◆ SET TASK ◆
Type out the complete listing below word for word, without its pictures.

◆ GIVEN INFORMATION ◆
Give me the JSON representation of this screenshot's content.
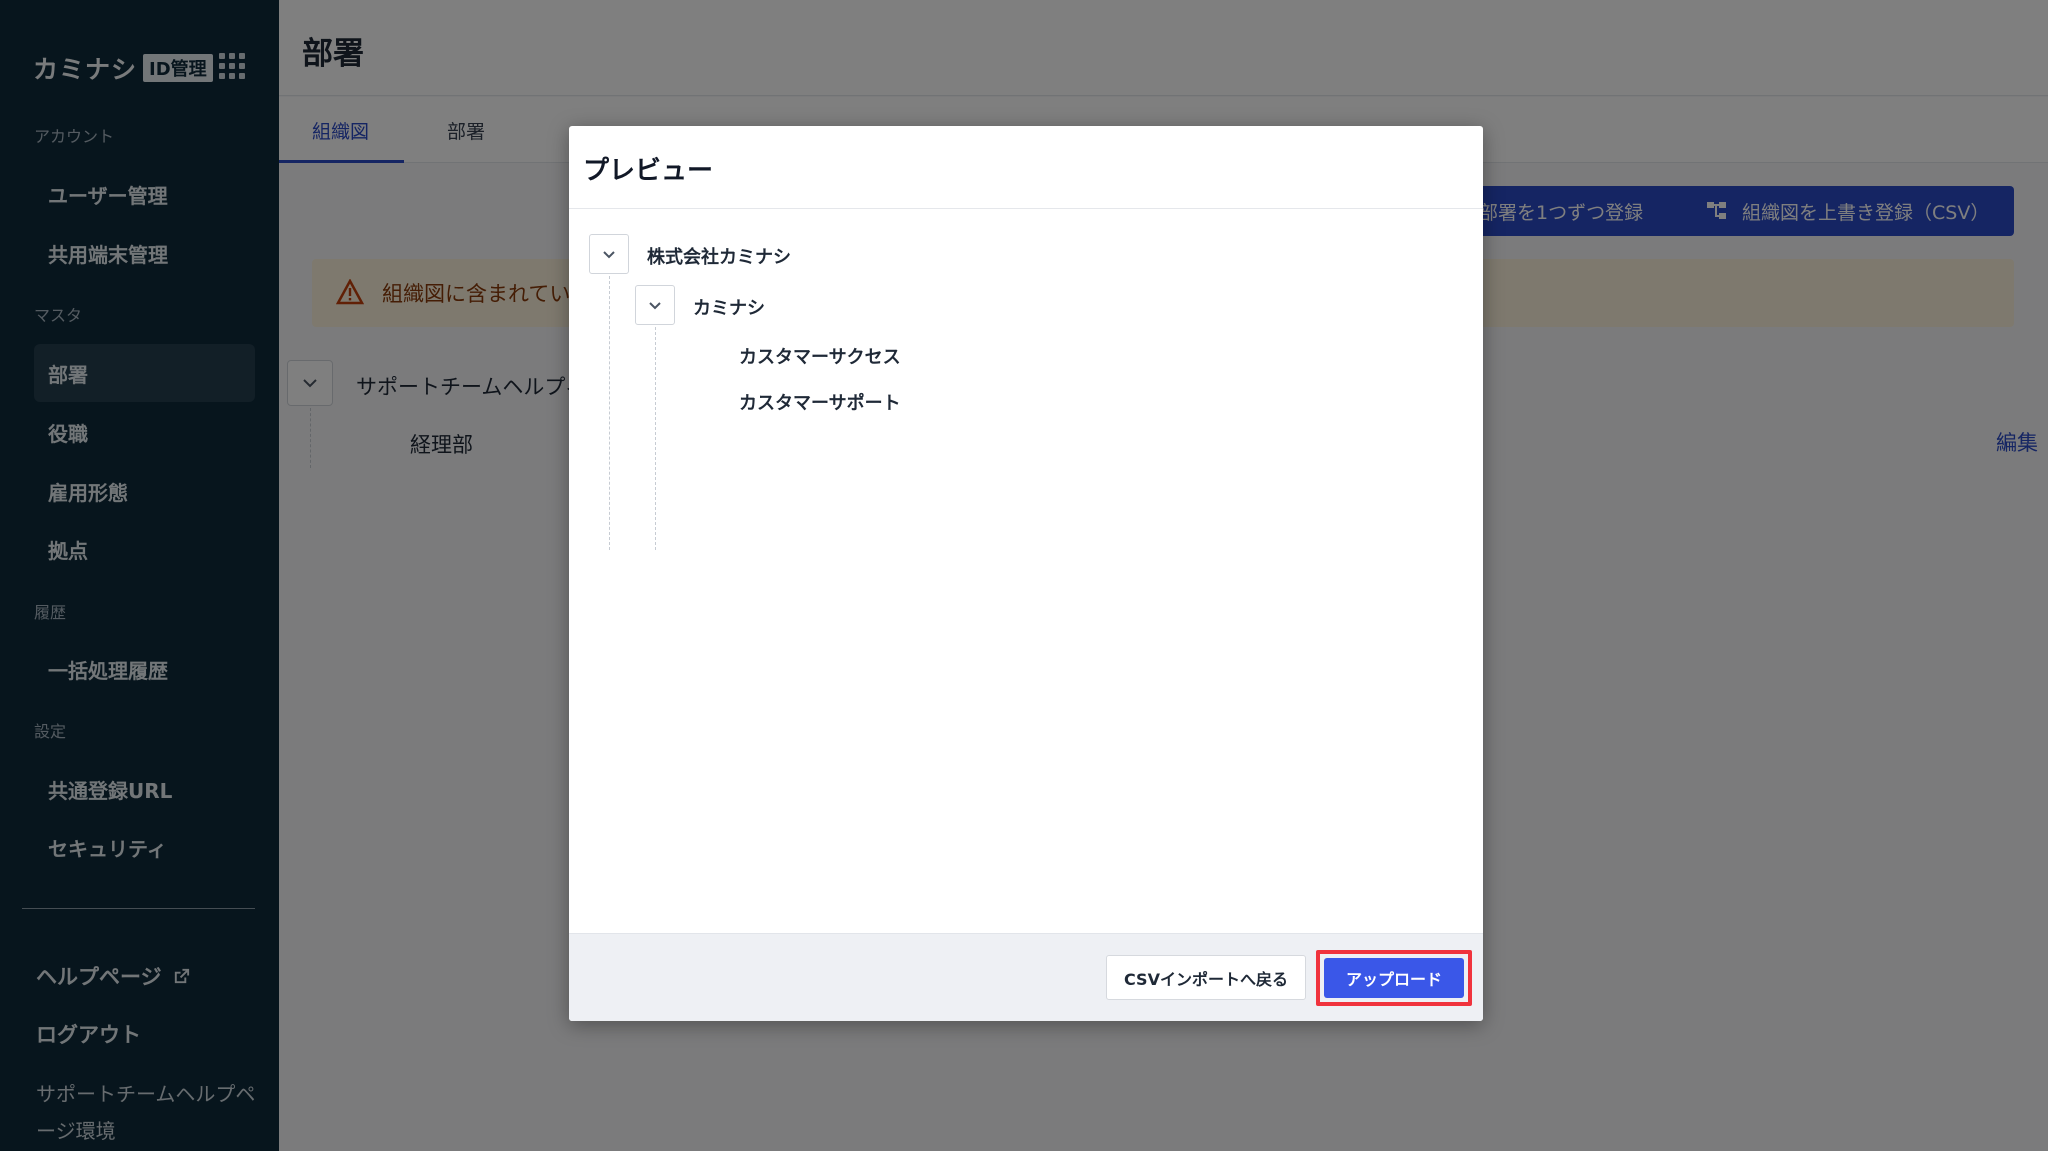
{
  "sidebar": {
    "logo_text": "カミナシ",
    "logo_badge": "ID管理",
    "sections": {
      "account": "アカウント",
      "master": "マスタ",
      "history": "履歴",
      "settings": "設定"
    },
    "items": {
      "users": "ユーザー管理",
      "shared_devices": "共用端末管理",
      "departments": "部署",
      "positions": "役職",
      "employment": "雇用形態",
      "locations": "拠点",
      "batch_history": "一括処理履歴",
      "shared_url": "共通登録URL",
      "security": "セキュリティ"
    },
    "help": "ヘルプページ",
    "logout": "ログアウト",
    "environment": "サポートチームヘルプページ環境"
  },
  "header": {
    "title": "部署"
  },
  "tabs": [
    {
      "label": "組織図",
      "active": true
    },
    {
      "label": "部署",
      "active": false
    }
  ],
  "actions": {
    "register_one": "部署を1つずつ登録",
    "overwrite_csv": "組織図を上書き登録（CSV）"
  },
  "warning_text": "組織図に含まれてい",
  "tree": {
    "root": "サポートチームヘルプィ",
    "child": "経理部",
    "edit": "編集"
  },
  "modal": {
    "title": "プレビュー",
    "tree": {
      "root": "株式会社カミナシ",
      "child": "カミナシ",
      "leaves": [
        "カスタマーサクセス",
        "カスタマーサポート"
      ]
    },
    "back_button": "CSVインポートへ戻る",
    "upload_button": "アップロード"
  },
  "colors": {
    "sidebar_bg": "#0f2a3a",
    "primary": "#2b4ac7",
    "upload": "#3a57e8",
    "highlight": "#f0333d"
  }
}
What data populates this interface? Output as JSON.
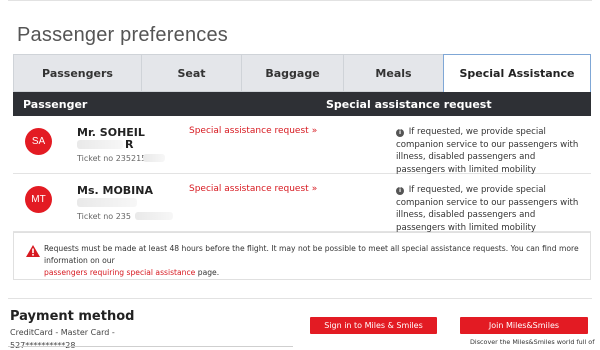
{
  "page": {
    "title": "Passenger preferences"
  },
  "tabs": [
    {
      "label": "Passengers"
    },
    {
      "label": "Seat"
    },
    {
      "label": "Baggage"
    },
    {
      "label": "Meals"
    },
    {
      "label": "Special Assistance",
      "active": true
    }
  ],
  "table": {
    "headers": {
      "passenger": "Passenger",
      "request": "Special assistance request"
    },
    "rows": [
      {
        "initials": "SA",
        "name": "Mr. SOHEIL",
        "name_extra": "R",
        "ticket": "Ticket no 235215",
        "request_link": "Special assistance request",
        "chevron": "»",
        "info": "If requested, we provide special companion service to our passengers with illness, disabled passengers and passengers with limited mobility"
      },
      {
        "initials": "MT",
        "name": "Ms. MOBINA",
        "ticket": "Ticket no 235",
        "request_link": "Special assistance request",
        "chevron": "»",
        "info": "If requested, we provide special companion service to our passengers with illness, disabled passengers and passengers with limited mobility"
      }
    ]
  },
  "notice": {
    "text": "Requests must be made at least 48 hours before the flight. It may not be possible to meet all special assistance requests. You can find more information on our",
    "link": "passengers requiring special assistance",
    "suffix": "page."
  },
  "payment": {
    "title": "Payment method",
    "line1": "CreditCard - Master Card -",
    "line2": "527**********28"
  },
  "buttons": {
    "signin": "Sign in to Miles & Smiles",
    "join": "Join Miles&Smiles",
    "join_sub": "Discover the Miles&Smiles world full of"
  },
  "colors": {
    "accent": "#e31b23",
    "header_bg": "#2e3035",
    "tab_bg": "#e4e6ea",
    "active_tab_border": "#7fa7d6"
  },
  "icons": {
    "info": "info-icon",
    "warning": "warning-icon",
    "avatar": "avatar"
  }
}
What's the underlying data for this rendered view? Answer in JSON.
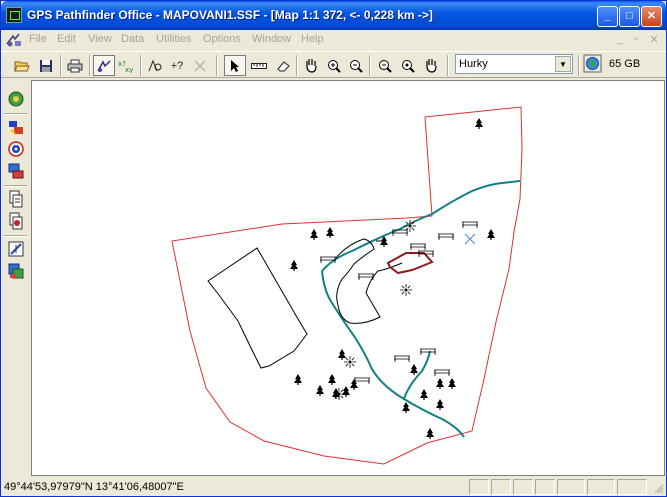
{
  "window": {
    "title": "GPS Pathfinder Office - MAPOVANI1.SSF - [Map 1:1 372, <- 0,228 km ->]"
  },
  "menu": {
    "items": [
      "File",
      "Edit",
      "View",
      "Data",
      "Utilities",
      "Options",
      "Window",
      "Help"
    ]
  },
  "toolbar": {
    "buttons": [
      "open-icon",
      "save-icon",
      "print-icon",
      "layers-icon",
      "feature-properties-icon",
      "search-icon",
      "add-point-icon",
      "remove-icon",
      "select-arrow-icon",
      "measure-icon",
      "eraser-icon",
      "pan-hand-icon",
      "zoom-in-icon",
      "zoom-out-icon",
      "zoom-previous-icon",
      "zoom-extent-icon",
      "pan-hand-alt-icon",
      "globe-icon"
    ],
    "layer_selected": "Hurky",
    "disk_space": "65 GB"
  },
  "left_toolbar": {
    "buttons": [
      "project-icon",
      "data-transfer-icon",
      "target-icon",
      "import-icon",
      "export-icon",
      "convert-icon",
      "edit-icon",
      "report-icon"
    ]
  },
  "map": {
    "boundary_color": "#e03030",
    "stream_color": "#128080",
    "path_color": "#000000",
    "fence_color": "#8b1a1a",
    "crossing_marker_color": "#5b8de0"
  },
  "status": {
    "coordinates": "49°44'53,97979\"N  13°41'06,48007\"E"
  }
}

◆ TASK RESPONSE ◆
Give me the JSON representation of this screenshot's content.
{
  "sidebar": {
    "logo_text": "カミナシ",
    "logo_badge": "ID管理",
    "sections": {
      "account": "アカウント",
      "master": "マスタ",
      "history": "履歴",
      "settings": "設定"
    },
    "items": {
      "users": "ユーザー管理",
      "shared_devices": "共用端末管理",
      "departments": "部署",
      "positions": "役職",
      "employment": "雇用形態",
      "locations": "拠点",
      "batch_history": "一括処理履歴",
      "shared_url": "共通登録URL",
      "security": "セキュリティ"
    },
    "help": "ヘルプページ",
    "logout": "ログアウト",
    "environment": "サポートチームヘルプページ環境"
  },
  "header": {
    "title": "部署"
  },
  "tabs": [
    {
      "label": "組織図",
      "active": true
    },
    {
      "label": "部署",
      "active": false
    }
  ],
  "actions": {
    "register_one": "部署を1つずつ登録",
    "overwrite_csv": "組織図を上書き登録（CSV）"
  },
  "warning_text": "組織図に含まれてい",
  "tree": {
    "root": "サポートチームヘルプィ",
    "child": "経理部",
    "edit": "編集"
  },
  "modal": {
    "title": "プレビュー",
    "tree": {
      "root": "株式会社カミナシ",
      "child": "カミナシ",
      "leaves": [
        "カスタマーサクセス",
        "カスタマーサポート"
      ]
    },
    "back_button": "CSVインポートへ戻る",
    "upload_button": "アップロード"
  },
  "colors": {
    "sidebar_bg": "#0f2a3a",
    "primary": "#2b4ac7",
    "upload": "#3a57e8",
    "highlight": "#f0333d"
  }
}
What data populates this interface? Output as JSON.
{
  "page": {
    "title": "Passenger preferences"
  },
  "tabs": [
    {
      "label": "Passengers"
    },
    {
      "label": "Seat"
    },
    {
      "label": "Baggage"
    },
    {
      "label": "Meals"
    },
    {
      "label": "Special Assistance",
      "active": true
    }
  ],
  "table": {
    "headers": {
      "passenger": "Passenger",
      "request": "Special assistance request"
    },
    "rows": [
      {
        "initials": "SA",
        "name": "Mr. SOHEIL",
        "name_extra": "R",
        "ticket": "Ticket no 235215",
        "request_link": "Special assistance request",
        "chevron": "»",
        "info": "If requested, we provide special companion service to our passengers with illness, disabled passengers and passengers with limited mobility"
      },
      {
        "initials": "MT",
        "name": "Ms. MOBINA",
        "ticket": "Ticket no 235",
        "request_link": "Special assistance request",
        "chevron": "»",
        "info": "If requested, we provide special companion service to our passengers with illness, disabled passengers and passengers with limited mobility"
      }
    ]
  },
  "notice": {
    "text": "Requests must be made at least 48 hours before the flight. It may not be possible to meet all special assistance requests. You can find more information on our",
    "link": "passengers requiring special assistance",
    "suffix": "page."
  },
  "payment": {
    "title": "Payment method",
    "line1": "CreditCard - Master Card -",
    "line2": "527**********28"
  },
  "buttons": {
    "signin": "Sign in to Miles & Smiles",
    "join": "Join Miles&Smiles",
    "join_sub": "Discover the Miles&Smiles world full of"
  },
  "colors": {
    "accent": "#e31b23",
    "header_bg": "#2e3035",
    "tab_bg": "#e4e6ea",
    "active_tab_border": "#7fa7d6"
  },
  "icons": {
    "info": "info-icon",
    "warning": "warning-icon",
    "avatar": "avatar"
  }
}
What's the underlying data for this rendered view? Answer in JSON.
{
  "window": {
    "title": "GPS Pathfinder Office - MAPOVANI1.SSF - [Map 1:1 372, <- 0,228 km ->]"
  },
  "menu": {
    "items": [
      "File",
      "Edit",
      "View",
      "Data",
      "Utilities",
      "Options",
      "Window",
      "Help"
    ]
  },
  "toolbar": {
    "buttons": [
      "open-icon",
      "save-icon",
      "print-icon",
      "layers-icon",
      "feature-properties-icon",
      "search-icon",
      "add-point-icon",
      "remove-icon",
      "select-arrow-icon",
      "measure-icon",
      "eraser-icon",
      "pan-hand-icon",
      "zoom-in-icon",
      "zoom-out-icon",
      "zoom-previous-icon",
      "zoom-extent-icon",
      "pan-hand-alt-icon",
      "globe-icon"
    ],
    "layer_selected": "Hurky",
    "disk_space": "65 GB"
  },
  "left_toolbar": {
    "buttons": [
      "project-icon",
      "data-transfer-icon",
      "target-icon",
      "import-icon",
      "export-icon",
      "convert-icon",
      "edit-icon",
      "report-icon"
    ]
  },
  "map": {
    "boundary_color": "#e03030",
    "stream_color": "#128080",
    "path_color": "#000000",
    "fence_color": "#8b1a1a",
    "crossing_marker_color": "#5b8de0"
  },
  "status": {
    "coordinates": "49°44'53,97979\"N  13°41'06,48007\"E"
  }
}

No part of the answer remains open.